Problem details |
Write out the records beneath this line exactly as they appear, minus any images.

Data excerpts |
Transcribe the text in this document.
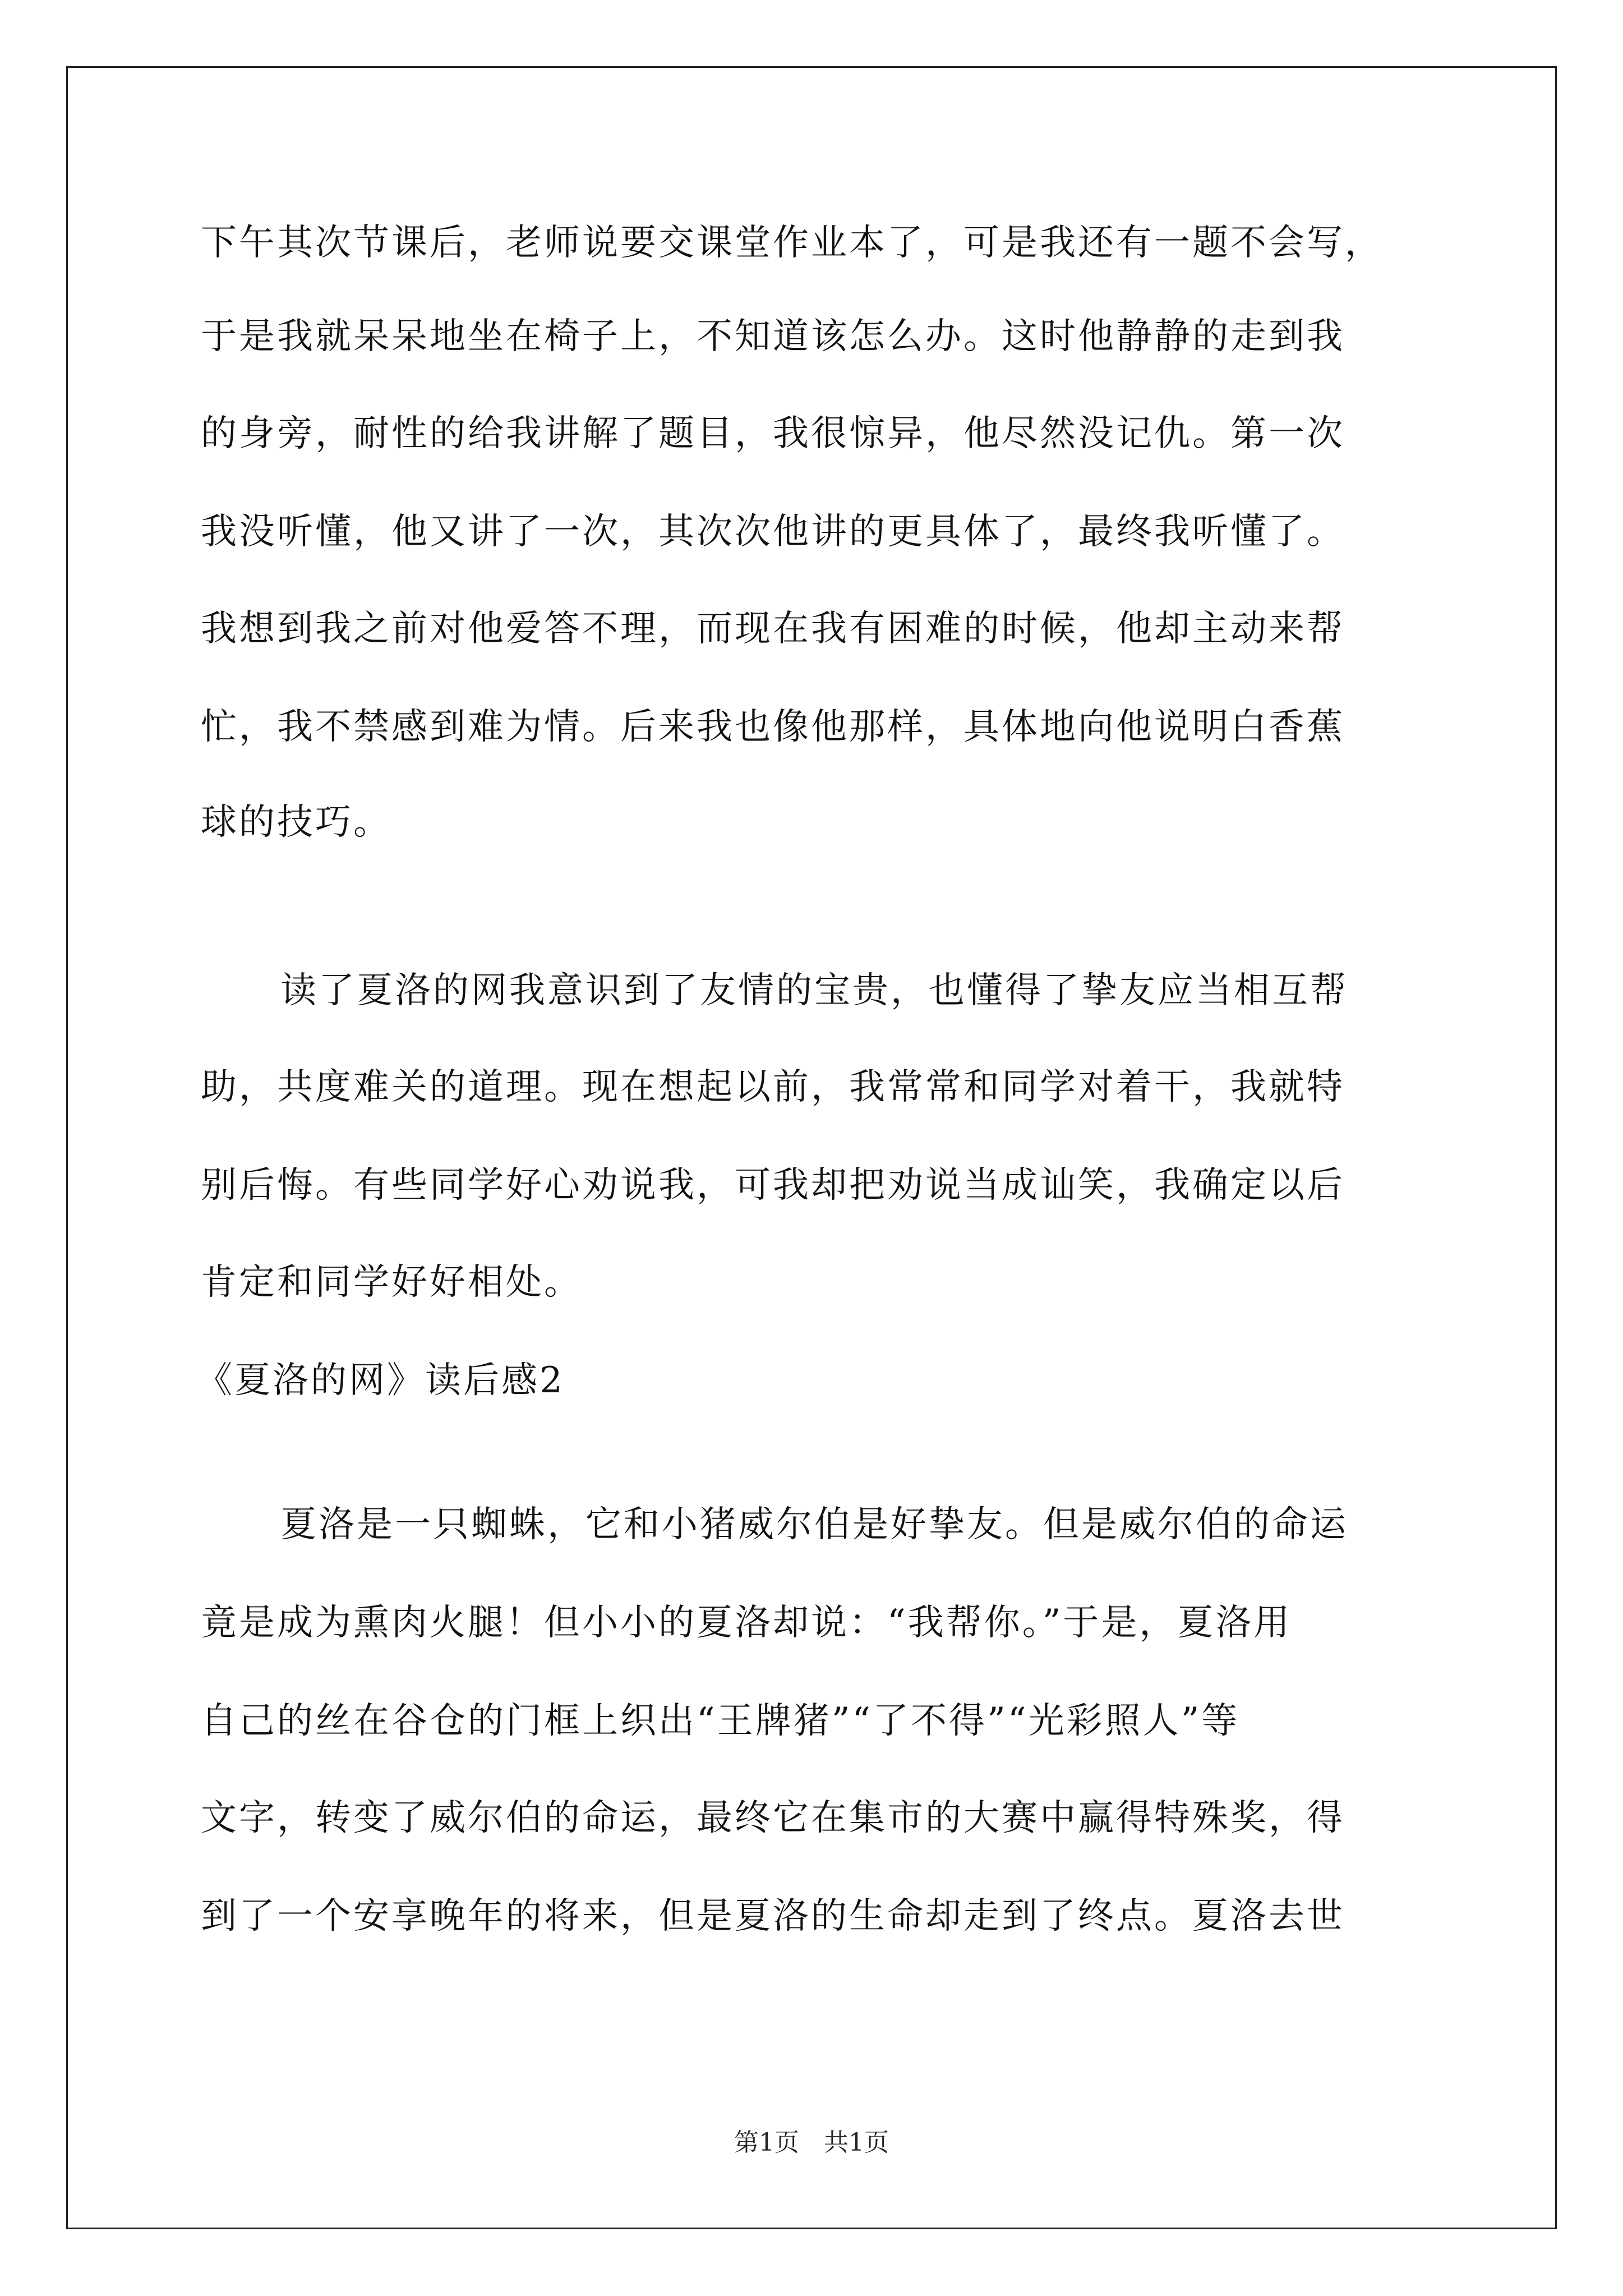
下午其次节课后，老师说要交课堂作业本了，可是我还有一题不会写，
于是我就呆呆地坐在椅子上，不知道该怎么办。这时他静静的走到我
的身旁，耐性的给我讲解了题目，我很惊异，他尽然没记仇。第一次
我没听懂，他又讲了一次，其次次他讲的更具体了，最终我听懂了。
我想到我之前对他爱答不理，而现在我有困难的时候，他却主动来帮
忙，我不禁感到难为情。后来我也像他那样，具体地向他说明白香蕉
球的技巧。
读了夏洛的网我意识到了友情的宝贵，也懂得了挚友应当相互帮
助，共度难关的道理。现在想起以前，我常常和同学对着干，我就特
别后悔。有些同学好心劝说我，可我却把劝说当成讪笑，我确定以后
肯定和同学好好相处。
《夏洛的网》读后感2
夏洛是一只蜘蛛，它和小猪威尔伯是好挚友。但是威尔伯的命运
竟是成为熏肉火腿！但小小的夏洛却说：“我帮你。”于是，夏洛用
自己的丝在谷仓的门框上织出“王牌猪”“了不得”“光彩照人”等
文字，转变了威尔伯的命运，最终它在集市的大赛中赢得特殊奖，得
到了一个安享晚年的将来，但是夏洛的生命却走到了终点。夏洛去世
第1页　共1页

Answer to this problem |
Transcribe the text in this document.
下午其次节课后，老师说要交课堂作业本了，可是我还有一题不会写，
于是我就呆呆地坐在椅子上，不知道该怎么办。这时他静静的走到我
的身旁，耐性的给我讲解了题目，我很惊异，他尽然没记仇。第一次
我没听懂，他又讲了一次，其次次他讲的更具体了，最终我听懂了。
我想到我之前对他爱答不理，而现在我有困难的时候，他却主动来帮
忙，我不禁感到难为情。后来我也像他那样，具体地向他说明白香蕉
球的技巧。
读了夏洛的网我意识到了友情的宝贵，也懂得了挚友应当相互帮
助，共度难关的道理。现在想起以前，我常常和同学对着干，我就特
别后悔。有些同学好心劝说我，可我却把劝说当成讪笑，我确定以后
肯定和同学好好相处。
《夏洛的网》读后感2
夏洛是一只蜘蛛，它和小猪威尔伯是好挚友。但是威尔伯的命运
竟是成为熏肉火腿！但小小的夏洛却说：“我帮你。”于是，夏洛用
自己的丝在谷仓的门框上织出“王牌猪”“了不得”“光彩照人”等
文字，转变了威尔伯的命运，最终它在集市的大赛中赢得特殊奖，得
到了一个安享晚年的将来，但是夏洛的生命却走到了终点。夏洛去世
第1页　共1页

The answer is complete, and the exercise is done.